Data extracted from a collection
----------

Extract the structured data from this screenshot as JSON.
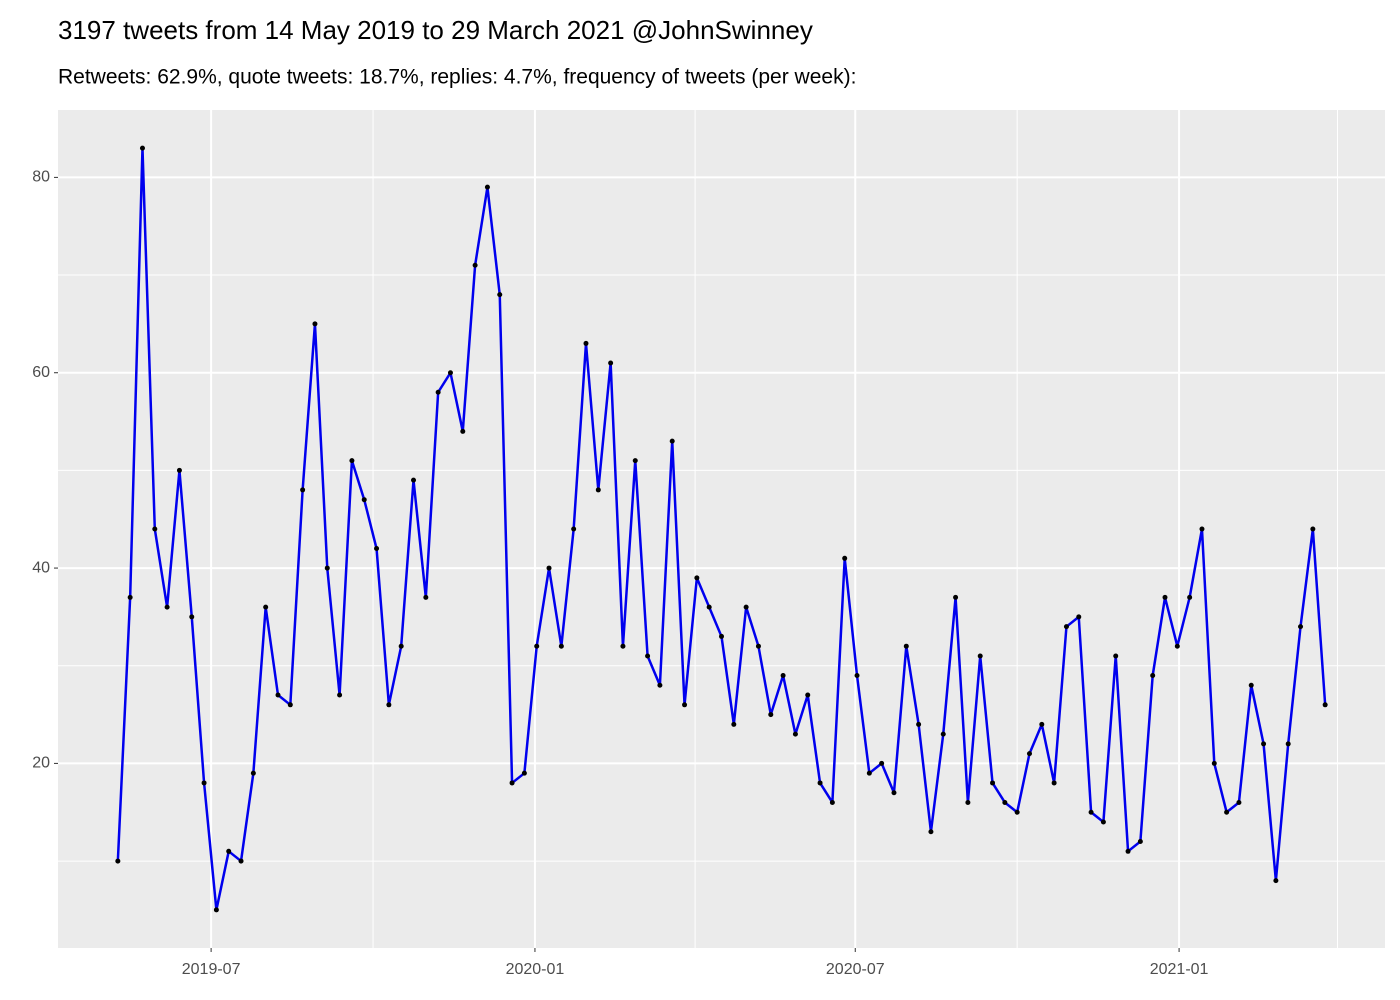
{
  "chart_data": {
    "type": "line",
    "title": "3197 tweets from 14 May 2019 to 29 March 2021 @JohnSwinney",
    "subtitle": "Retweets: 62.9%, quote tweets: 18.7%, replies: 4.7%, frequency of tweets (per week):",
    "x": [
      "2019-05-09",
      "2019-05-16",
      "2019-05-23",
      "2019-05-30",
      "2019-06-06",
      "2019-06-13",
      "2019-06-20",
      "2019-06-27",
      "2019-07-04",
      "2019-07-11",
      "2019-07-18",
      "2019-07-25",
      "2019-08-01",
      "2019-08-08",
      "2019-08-15",
      "2019-08-22",
      "2019-08-29",
      "2019-09-05",
      "2019-09-12",
      "2019-09-19",
      "2019-09-26",
      "2019-10-03",
      "2019-10-10",
      "2019-10-17",
      "2019-10-24",
      "2019-10-31",
      "2019-11-07",
      "2019-11-14",
      "2019-11-21",
      "2019-11-28",
      "2019-12-05",
      "2019-12-12",
      "2019-12-19",
      "2019-12-26",
      "2020-01-02",
      "2020-01-09",
      "2020-01-16",
      "2020-01-23",
      "2020-01-30",
      "2020-02-06",
      "2020-02-13",
      "2020-02-20",
      "2020-02-27",
      "2020-03-05",
      "2020-03-12",
      "2020-03-19",
      "2020-03-26",
      "2020-04-02",
      "2020-04-09",
      "2020-04-16",
      "2020-04-23",
      "2020-04-30",
      "2020-05-07",
      "2020-05-14",
      "2020-05-21",
      "2020-05-28",
      "2020-06-04",
      "2020-06-11",
      "2020-06-18",
      "2020-06-25",
      "2020-07-02",
      "2020-07-09",
      "2020-07-16",
      "2020-07-23",
      "2020-07-30",
      "2020-08-06",
      "2020-08-13",
      "2020-08-20",
      "2020-08-27",
      "2020-09-03",
      "2020-09-10",
      "2020-09-17",
      "2020-09-24",
      "2020-10-01",
      "2020-10-08",
      "2020-10-15",
      "2020-10-22",
      "2020-10-29",
      "2020-11-05",
      "2020-11-12",
      "2020-11-19",
      "2020-11-26",
      "2020-12-03",
      "2020-12-10",
      "2020-12-17",
      "2020-12-24",
      "2020-12-31",
      "2021-01-07",
      "2021-01-14",
      "2021-01-21",
      "2021-01-28",
      "2021-02-04",
      "2021-02-11",
      "2021-02-18",
      "2021-02-25",
      "2021-03-04",
      "2021-03-11",
      "2021-03-18",
      "2021-03-25"
    ],
    "series": [
      {
        "color": "#0000ee",
        "point_color": "#000000",
        "values": [
          10,
          37,
          83,
          44,
          36,
          50,
          35,
          18,
          5,
          11,
          10,
          19,
          36,
          27,
          26,
          48,
          65,
          40,
          27,
          51,
          47,
          42,
          26,
          32,
          49,
          37,
          58,
          60,
          54,
          71,
          79,
          68,
          18,
          19,
          32,
          40,
          32,
          44,
          63,
          48,
          61,
          32,
          51,
          31,
          28,
          53,
          26,
          39,
          36,
          33,
          24,
          36,
          32,
          25,
          29,
          23,
          27,
          18,
          16,
          41,
          29,
          19,
          20,
          17,
          32,
          24,
          13,
          23,
          37,
          16,
          31,
          18,
          16,
          15,
          21,
          24,
          18,
          34,
          35,
          15,
          14,
          31,
          11,
          12,
          29,
          37,
          32,
          37,
          44,
          20,
          15,
          16,
          28,
          22,
          8,
          22,
          34,
          44,
          26
        ]
      }
    ],
    "xlim": [
      "2019-04-05",
      "2021-04-28"
    ],
    "xticks": [
      {
        "value": "2019-07-01",
        "label": "2019-07"
      },
      {
        "value": "2020-01-01",
        "label": "2020-01"
      },
      {
        "value": "2020-07-01",
        "label": "2020-07"
      },
      {
        "value": "2021-01-01",
        "label": "2021-01"
      }
    ],
    "xminor": [
      "2019-10-01",
      "2020-04-01",
      "2020-10-01",
      "2021-04-01"
    ],
    "ylim": [
      1.1,
      86.9
    ],
    "yticks": [
      20,
      40,
      60,
      80
    ],
    "yminor": [
      10,
      30,
      50,
      70
    ],
    "grid": true
  }
}
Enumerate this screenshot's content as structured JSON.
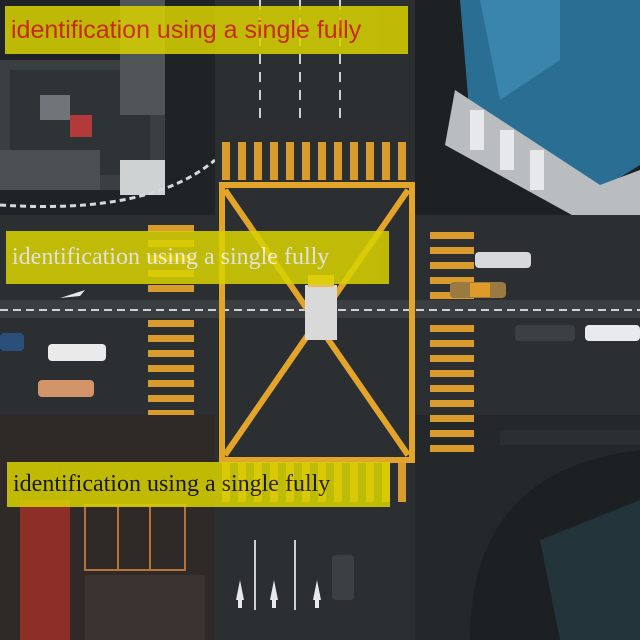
{
  "captions": [
    {
      "text": "identification using a single fully"
    },
    {
      "text": "identification using a single fully"
    },
    {
      "text": "identification using a single fully"
    }
  ],
  "colors": {
    "road": "#2b2f32",
    "marking_yellow": "#e3a42a",
    "zebra": "#d99a2e",
    "roof_blue": "#2a6f93",
    "caption_bg": "#d8d200",
    "caption_red": "#e42a10"
  }
}
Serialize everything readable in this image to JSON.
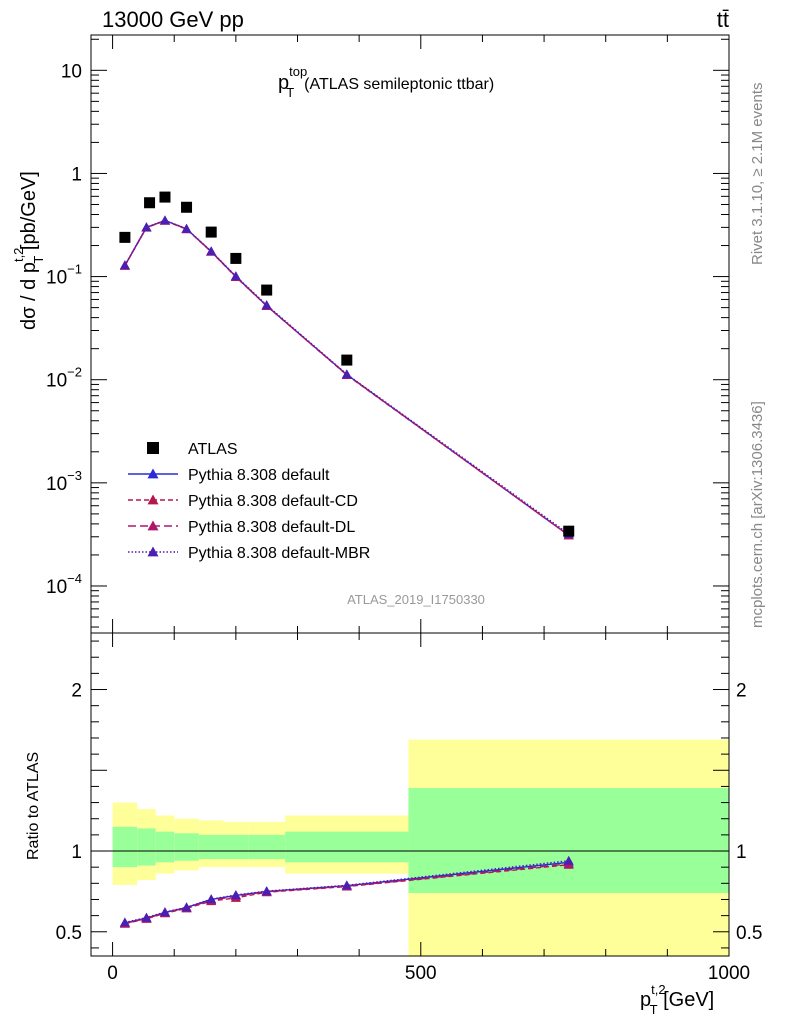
{
  "header": {
    "energy_label": "13000 GeV pp",
    "process_label": "tt̄"
  },
  "side_labels": {
    "rivet": "Rivet 3.1.10, ≥ 2.1M events",
    "mcplots": "mcplots.cern.ch [arXiv:1306.3436]"
  },
  "analysis_id": "ATLAS_2019_I1750330",
  "axes": {
    "y_main": {
      "prefix": "dσ / d p",
      "sup": "t,2",
      "sub": "T",
      "suffix": " [pb/GeV]"
    },
    "y_ratio": "Ratio to ATLAS",
    "x": {
      "base": "p",
      "sup": "t,2",
      "sub": "T",
      "suffix": " [GeV]"
    }
  },
  "main_title": {
    "base": "p",
    "sup": "top",
    "sub": "T",
    "rest": "(ATLAS semileptonic ttbar)"
  },
  "legend": [
    {
      "label": "ATLAS",
      "color": "#000000",
      "marker": "square",
      "dash": ""
    },
    {
      "label": "Pythia 8.308 default",
      "color": "#2a2ad6",
      "marker": "triangle",
      "dash": ""
    },
    {
      "label": "Pythia 8.308 default-CD",
      "color": "#b4184f",
      "marker": "triangle",
      "dash": "5,3"
    },
    {
      "label": "Pythia 8.308 default-DL",
      "color": "#b0156e",
      "marker": "triangle",
      "dash": "8,4"
    },
    {
      "label": "Pythia 8.308 default-MBR",
      "color": "#4a20b4",
      "marker": "triangle",
      "dash": "1.5,2"
    }
  ],
  "main_ticks": {
    "y": [
      {
        "value": 10,
        "base": "10",
        "sup": ""
      },
      {
        "value": 1,
        "base": "1",
        "sup": ""
      },
      {
        "value": 0.1,
        "base": "10",
        "sup": "−1"
      },
      {
        "value": 0.01,
        "base": "10",
        "sup": "−2"
      },
      {
        "value": 0.001,
        "base": "10",
        "sup": "−3"
      },
      {
        "value": 0.0001,
        "base": "10",
        "sup": "−4"
      }
    ]
  },
  "ratio_ticks": {
    "y": [
      {
        "value": 2,
        "label": "2"
      },
      {
        "value": 1,
        "label": "1"
      },
      {
        "value": 0.5,
        "label": "0.5"
      }
    ],
    "x": [
      {
        "value": 0,
        "label": "0"
      },
      {
        "value": 500,
        "label": "500"
      },
      {
        "value": 1000,
        "label": "1000"
      }
    ]
  },
  "chart_data": {
    "type": "scatter",
    "x_range": [
      -35,
      1000
    ],
    "main": {
      "y_range": [
        3.5e-05,
        22
      ],
      "log_y": true,
      "data": {
        "name": "ATLAS",
        "x": [
          20,
          60,
          85,
          120,
          160,
          200,
          250,
          380,
          740
        ],
        "y": [
          0.24,
          0.52,
          0.59,
          0.47,
          0.27,
          0.15,
          0.074,
          0.0155,
          0.00034
        ]
      },
      "series": [
        {
          "name": "Pythia 8.308 default",
          "x": [
            20,
            55,
            85,
            120,
            160,
            200,
            250,
            380,
            740
          ],
          "y": [
            0.128,
            0.3,
            0.35,
            0.29,
            0.175,
            0.1,
            0.052,
            0.0112,
            0.00031
          ]
        },
        {
          "name": "Pythia 8.308 default-CD",
          "x": [
            20,
            55,
            85,
            120,
            160,
            200,
            250,
            380,
            740
          ],
          "y": [
            0.127,
            0.298,
            0.348,
            0.288,
            0.174,
            0.099,
            0.052,
            0.0111,
            0.00031
          ]
        },
        {
          "name": "Pythia 8.308 default-DL",
          "x": [
            20,
            55,
            85,
            120,
            160,
            200,
            250,
            380,
            740
          ],
          "y": [
            0.128,
            0.299,
            0.349,
            0.289,
            0.175,
            0.1,
            0.052,
            0.0112,
            0.00031
          ]
        },
        {
          "name": "Pythia 8.308 default-MBR",
          "x": [
            20,
            55,
            85,
            120,
            160,
            200,
            250,
            380,
            740
          ],
          "y": [
            0.129,
            0.301,
            0.351,
            0.291,
            0.176,
            0.101,
            0.053,
            0.0113,
            0.00032
          ]
        }
      ]
    },
    "ratio": {
      "y_range": [
        0.35,
        2.35
      ],
      "bands": [
        {
          "x0": 0,
          "x1": 40,
          "inner": [
            0.9,
            1.15
          ],
          "outer": [
            0.79,
            1.3
          ]
        },
        {
          "x0": 40,
          "x1": 70,
          "inner": [
            0.91,
            1.14
          ],
          "outer": [
            0.82,
            1.26
          ]
        },
        {
          "x0": 70,
          "x1": 100,
          "inner": [
            0.93,
            1.12
          ],
          "outer": [
            0.86,
            1.22
          ]
        },
        {
          "x0": 100,
          "x1": 140,
          "inner": [
            0.94,
            1.11
          ],
          "outer": [
            0.88,
            1.2
          ]
        },
        {
          "x0": 140,
          "x1": 180,
          "inner": [
            0.95,
            1.1
          ],
          "outer": [
            0.9,
            1.19
          ]
        },
        {
          "x0": 180,
          "x1": 220,
          "inner": [
            0.95,
            1.1
          ],
          "outer": [
            0.9,
            1.18
          ]
        },
        {
          "x0": 220,
          "x1": 280,
          "inner": [
            0.95,
            1.1
          ],
          "outer": [
            0.9,
            1.18
          ]
        },
        {
          "x0": 280,
          "x1": 480,
          "inner": [
            0.93,
            1.12
          ],
          "outer": [
            0.86,
            1.22
          ]
        },
        {
          "x0": 480,
          "x1": 1000,
          "inner": [
            0.74,
            1.39
          ],
          "outer": [
            0.35,
            1.69
          ]
        }
      ],
      "series": [
        {
          "name": "Pythia 8.308 default",
          "x": [
            20,
            55,
            85,
            120,
            160,
            200,
            250,
            380,
            740
          ],
          "y": [
            0.555,
            0.585,
            0.62,
            0.65,
            0.7,
            0.725,
            0.75,
            0.785,
            0.93
          ]
        },
        {
          "name": "Pythia 8.308 default-CD",
          "x": [
            20,
            55,
            85,
            120,
            160,
            200,
            250,
            380,
            740
          ],
          "y": [
            0.55,
            0.58,
            0.615,
            0.645,
            0.69,
            0.71,
            0.745,
            0.78,
            0.915
          ]
        },
        {
          "name": "Pythia 8.308 default-DL",
          "x": [
            20,
            55,
            85,
            120,
            160,
            200,
            250,
            380,
            740
          ],
          "y": [
            0.552,
            0.582,
            0.618,
            0.648,
            0.695,
            0.72,
            0.748,
            0.782,
            0.92
          ]
        },
        {
          "name": "Pythia 8.308 default-MBR",
          "x": [
            20,
            55,
            85,
            120,
            160,
            200,
            250,
            380,
            740
          ],
          "y": [
            0.558,
            0.588,
            0.622,
            0.652,
            0.702,
            0.728,
            0.752,
            0.788,
            0.94
          ]
        }
      ]
    }
  }
}
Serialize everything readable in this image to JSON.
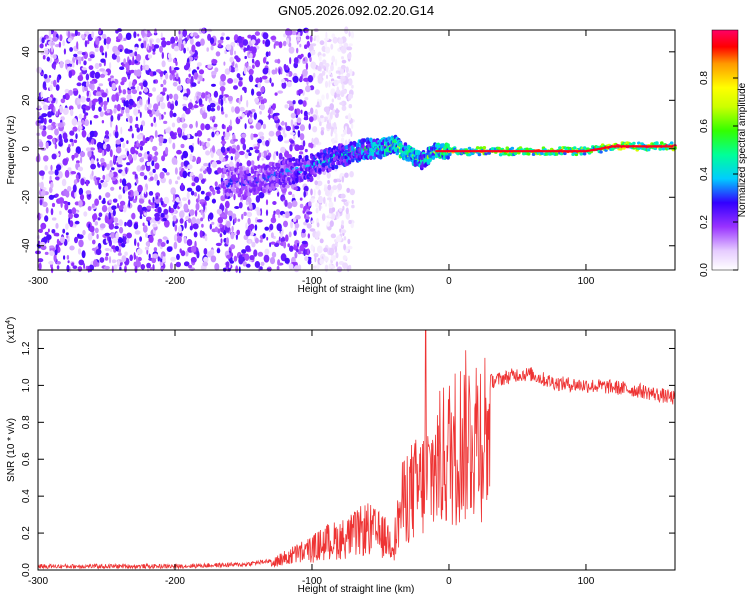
{
  "title": "GN05.2026.092.02.20.G14",
  "colors": {
    "snr_line": "#ee3333",
    "axis": "#000000"
  },
  "chart_data": [
    {
      "type": "heatmap",
      "xlabel": "Height of straight line (km)",
      "ylabel": "Frequency (Hz)",
      "xlim": [
        -300,
        165
      ],
      "ylim": [
        -50,
        49
      ],
      "xticks": [
        -300,
        -200,
        -100,
        0,
        100
      ],
      "yticks": [
        -40,
        -20,
        0,
        20,
        40
      ],
      "colorbar": {
        "label": "Normalized spectral amplitude",
        "range": [
          0,
          1
        ],
        "ticks": [
          "0.0",
          "0.2",
          "0.4",
          "0.6",
          "0.8"
        ],
        "tick_values": [
          0,
          0.2,
          0.4,
          0.6,
          0.8
        ]
      },
      "ridge": [
        [
          -160,
          -14,
          0.3
        ],
        [
          -140,
          -13,
          0.3
        ],
        [
          -120,
          -10,
          0.35
        ],
        [
          -100,
          -7,
          0.4
        ],
        [
          -80,
          -3,
          0.45
        ],
        [
          -60,
          0,
          0.55
        ],
        [
          -50,
          0,
          0.6
        ],
        [
          -40,
          2,
          0.75
        ],
        [
          -30,
          -2,
          0.7
        ],
        [
          -20,
          -5,
          0.6
        ],
        [
          -10,
          -1,
          0.7
        ],
        [
          0,
          -1,
          0.8
        ],
        [
          20,
          -1,
          0.85
        ],
        [
          40,
          -1,
          0.85
        ],
        [
          60,
          -1,
          0.9
        ],
        [
          80,
          -1,
          0.9
        ],
        [
          100,
          -1,
          0.9
        ],
        [
          110,
          0,
          0.9
        ],
        [
          120,
          1,
          1.0
        ],
        [
          140,
          1,
          1.0
        ],
        [
          165,
          1,
          1.0
        ]
      ],
      "noise_region_xmax": -100
    },
    {
      "type": "line",
      "xlabel": "Height of straight line (km)",
      "ylabel": "SNR (10 * v/v)",
      "yscale_label": "(x10",
      "yscale_exp": "4",
      "yscale_close": ")",
      "xlim": [
        -300,
        165
      ],
      "ylim": [
        0,
        1.3
      ],
      "xticks": [
        -300,
        -200,
        -100,
        0,
        100
      ],
      "yticks": [
        "0.0",
        "0.2",
        "0.4",
        "0.6",
        "0.8",
        "1.0",
        "1.2"
      ],
      "ytick_values": [
        0,
        0.2,
        0.4,
        0.6,
        0.8,
        1.0,
        1.2
      ],
      "envelope": [
        [
          -300,
          0.02
        ],
        [
          -200,
          0.02
        ],
        [
          -150,
          0.03
        ],
        [
          -130,
          0.05
        ],
        [
          -110,
          0.12
        ],
        [
          -100,
          0.15
        ],
        [
          -90,
          0.2
        ],
        [
          -80,
          0.22
        ],
        [
          -70,
          0.25
        ],
        [
          -60,
          0.3
        ],
        [
          -50,
          0.25
        ],
        [
          -40,
          0.2
        ],
        [
          -35,
          0.45
        ],
        [
          -30,
          0.55
        ],
        [
          -20,
          0.6
        ],
        [
          -10,
          0.75
        ],
        [
          0,
          0.85
        ],
        [
          10,
          0.95
        ],
        [
          20,
          1.0
        ],
        [
          30,
          1.02
        ],
        [
          40,
          1.04
        ],
        [
          50,
          1.06
        ],
        [
          60,
          1.06
        ],
        [
          70,
          1.03
        ],
        [
          80,
          1.01
        ],
        [
          100,
          1.0
        ],
        [
          120,
          0.99
        ],
        [
          140,
          0.97
        ],
        [
          165,
          0.93
        ]
      ]
    }
  ]
}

----------

#### EXERCISE:
Some lines of the records may hold the word "structured". How many do? Answer with a number and nothing else.

#### EXERCISE ANSWER:
2